- **Dataset items**:
------------
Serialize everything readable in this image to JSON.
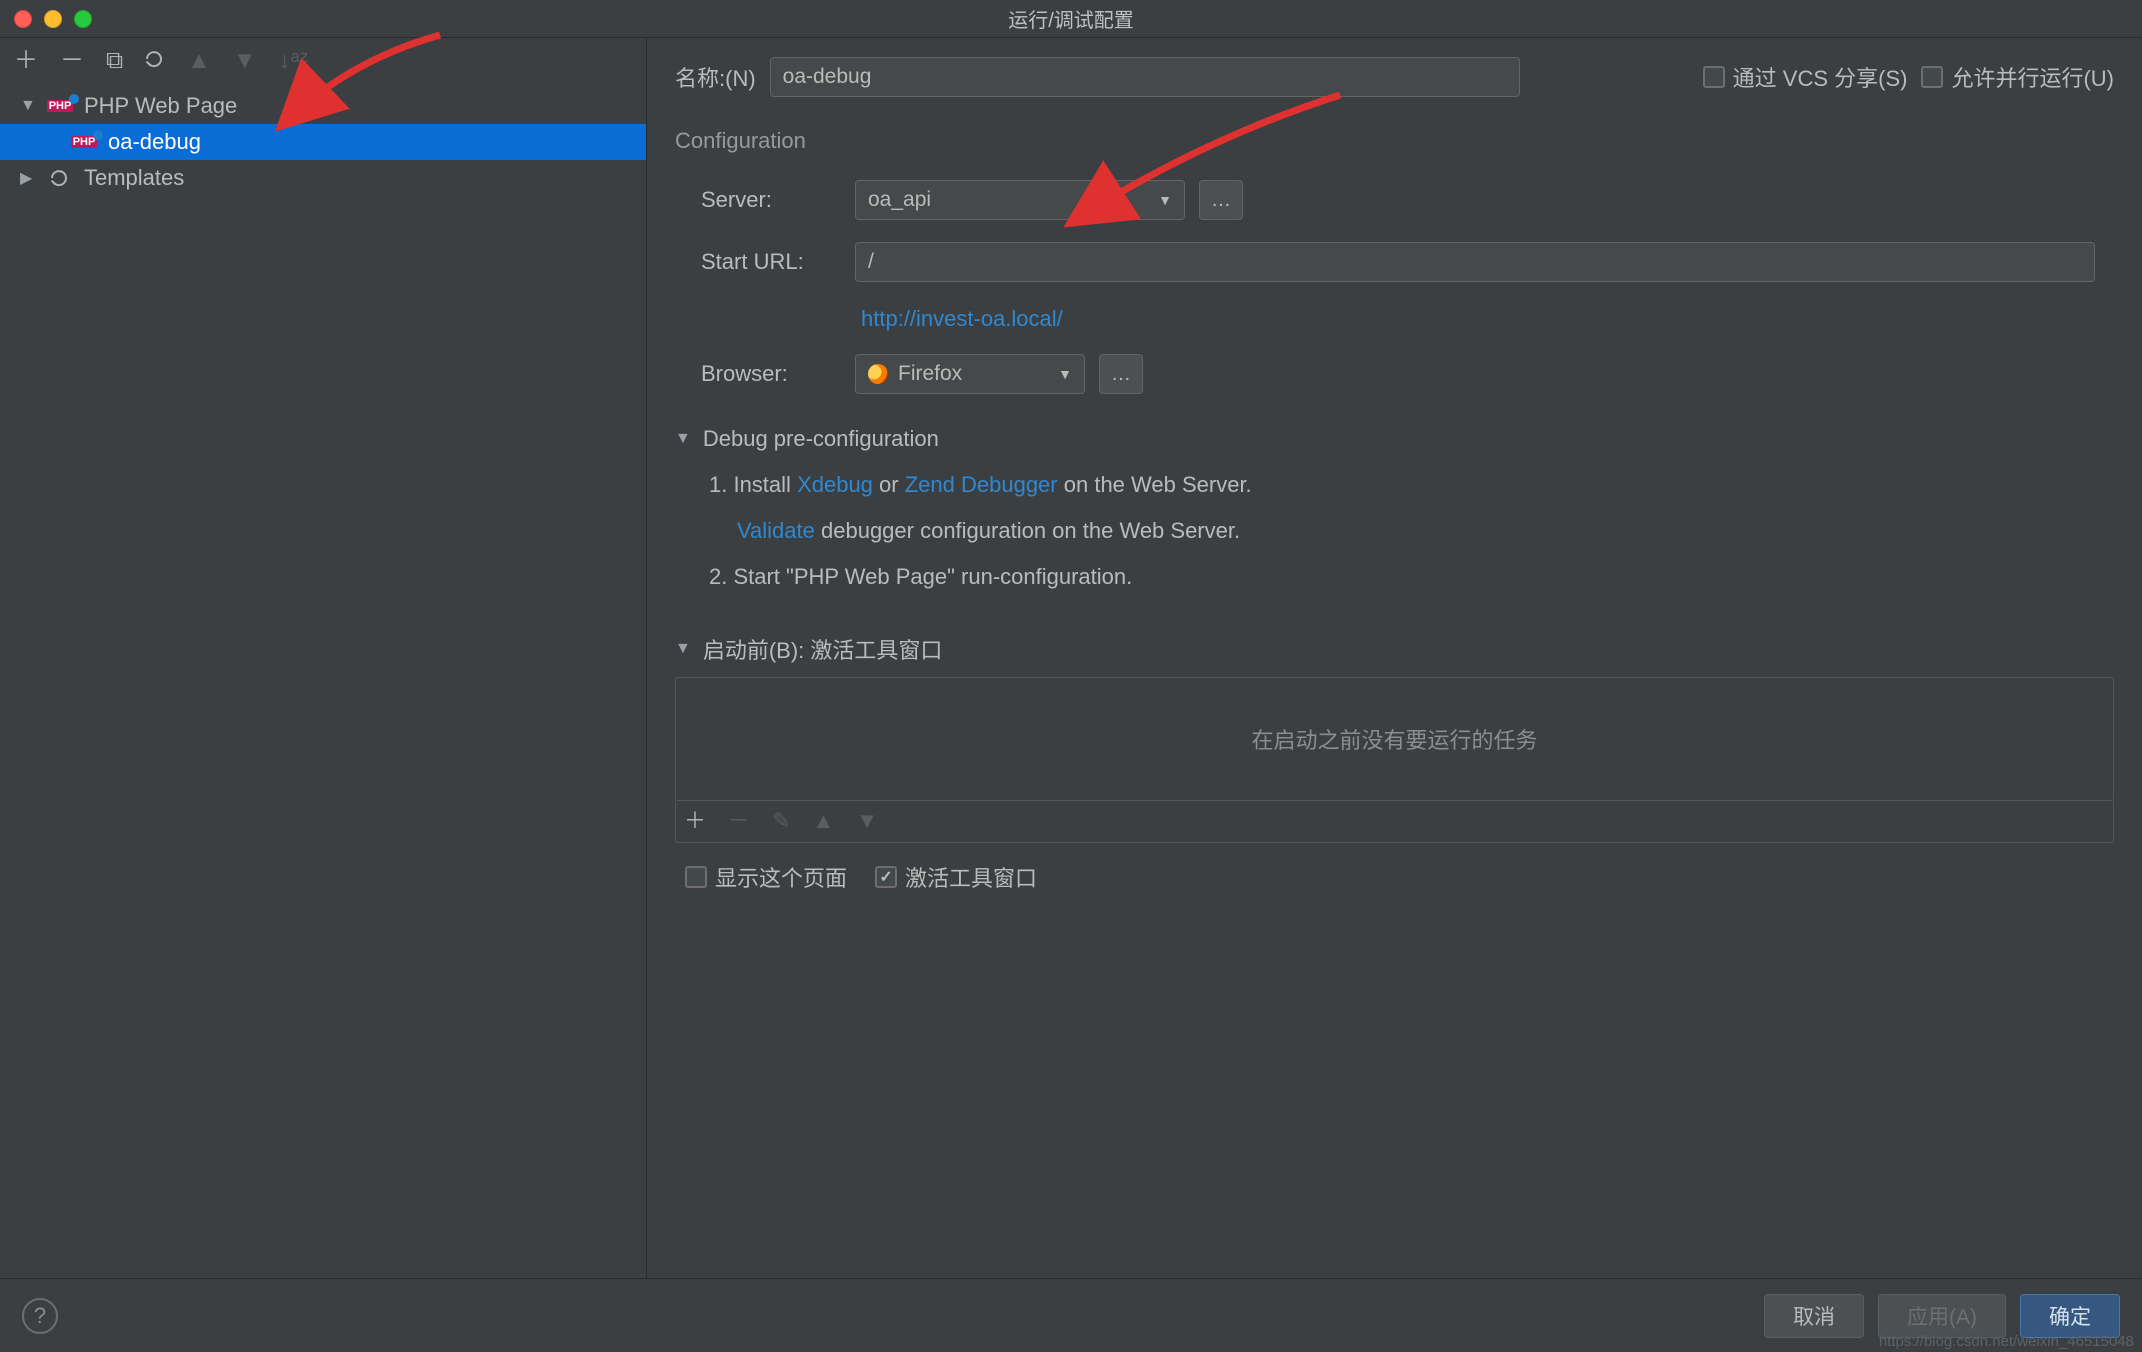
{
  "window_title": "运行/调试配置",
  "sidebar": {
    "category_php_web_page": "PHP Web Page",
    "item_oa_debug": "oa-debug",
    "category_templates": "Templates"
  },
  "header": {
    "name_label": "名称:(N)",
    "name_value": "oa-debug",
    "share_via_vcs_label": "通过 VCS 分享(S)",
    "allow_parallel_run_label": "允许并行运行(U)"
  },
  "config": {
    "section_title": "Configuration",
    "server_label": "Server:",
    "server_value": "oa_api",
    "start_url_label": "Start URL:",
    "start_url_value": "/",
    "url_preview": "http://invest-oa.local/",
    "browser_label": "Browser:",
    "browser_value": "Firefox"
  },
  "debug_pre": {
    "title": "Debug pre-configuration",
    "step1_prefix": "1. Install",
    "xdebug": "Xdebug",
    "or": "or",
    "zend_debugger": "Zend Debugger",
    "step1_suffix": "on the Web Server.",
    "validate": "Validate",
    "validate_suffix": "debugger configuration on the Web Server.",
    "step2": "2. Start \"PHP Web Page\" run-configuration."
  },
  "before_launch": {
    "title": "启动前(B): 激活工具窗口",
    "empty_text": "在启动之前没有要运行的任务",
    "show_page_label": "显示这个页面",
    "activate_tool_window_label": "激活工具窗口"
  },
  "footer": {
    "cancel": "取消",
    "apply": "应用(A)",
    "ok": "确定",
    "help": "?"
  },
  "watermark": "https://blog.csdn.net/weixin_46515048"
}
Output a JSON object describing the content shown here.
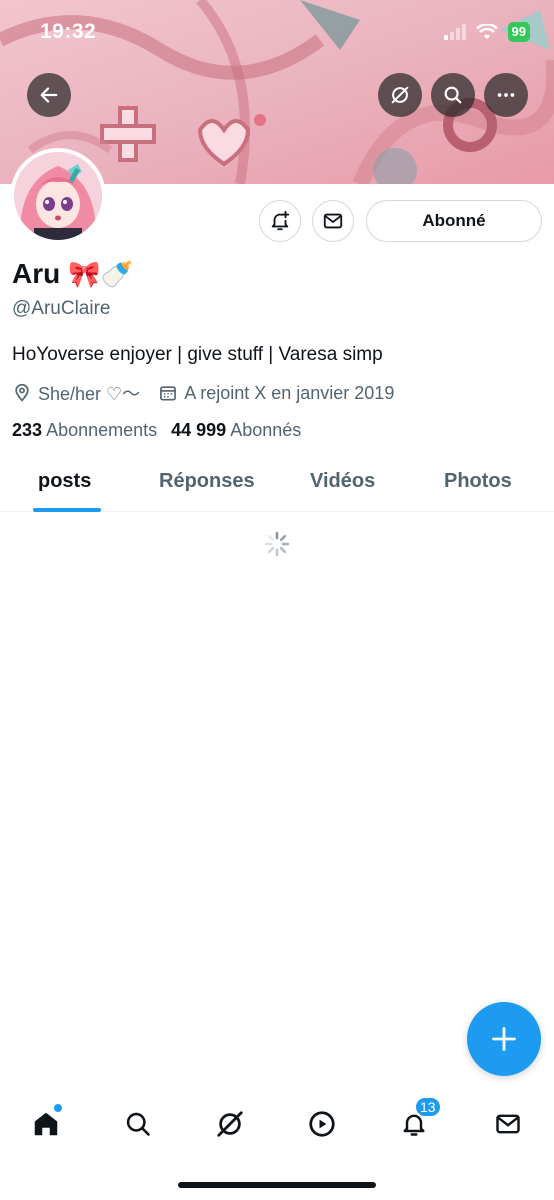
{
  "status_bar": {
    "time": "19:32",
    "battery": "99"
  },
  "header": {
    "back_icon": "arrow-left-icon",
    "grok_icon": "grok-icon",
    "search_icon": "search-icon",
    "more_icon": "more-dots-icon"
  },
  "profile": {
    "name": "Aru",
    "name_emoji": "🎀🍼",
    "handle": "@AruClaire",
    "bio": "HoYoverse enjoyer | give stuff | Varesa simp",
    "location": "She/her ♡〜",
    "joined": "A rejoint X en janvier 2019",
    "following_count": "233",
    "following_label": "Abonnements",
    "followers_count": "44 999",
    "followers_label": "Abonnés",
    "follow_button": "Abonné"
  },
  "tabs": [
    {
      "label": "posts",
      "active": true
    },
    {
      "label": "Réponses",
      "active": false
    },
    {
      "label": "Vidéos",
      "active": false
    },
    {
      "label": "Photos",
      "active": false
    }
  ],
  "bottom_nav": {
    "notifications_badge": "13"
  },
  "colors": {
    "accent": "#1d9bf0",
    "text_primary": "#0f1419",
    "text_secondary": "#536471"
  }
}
------------
- **GOAL OF THE EXERCISE**: Look through the listing above and count the lines where the string "icon" appears. Report the number only.

- **TASK ANSWER**: 4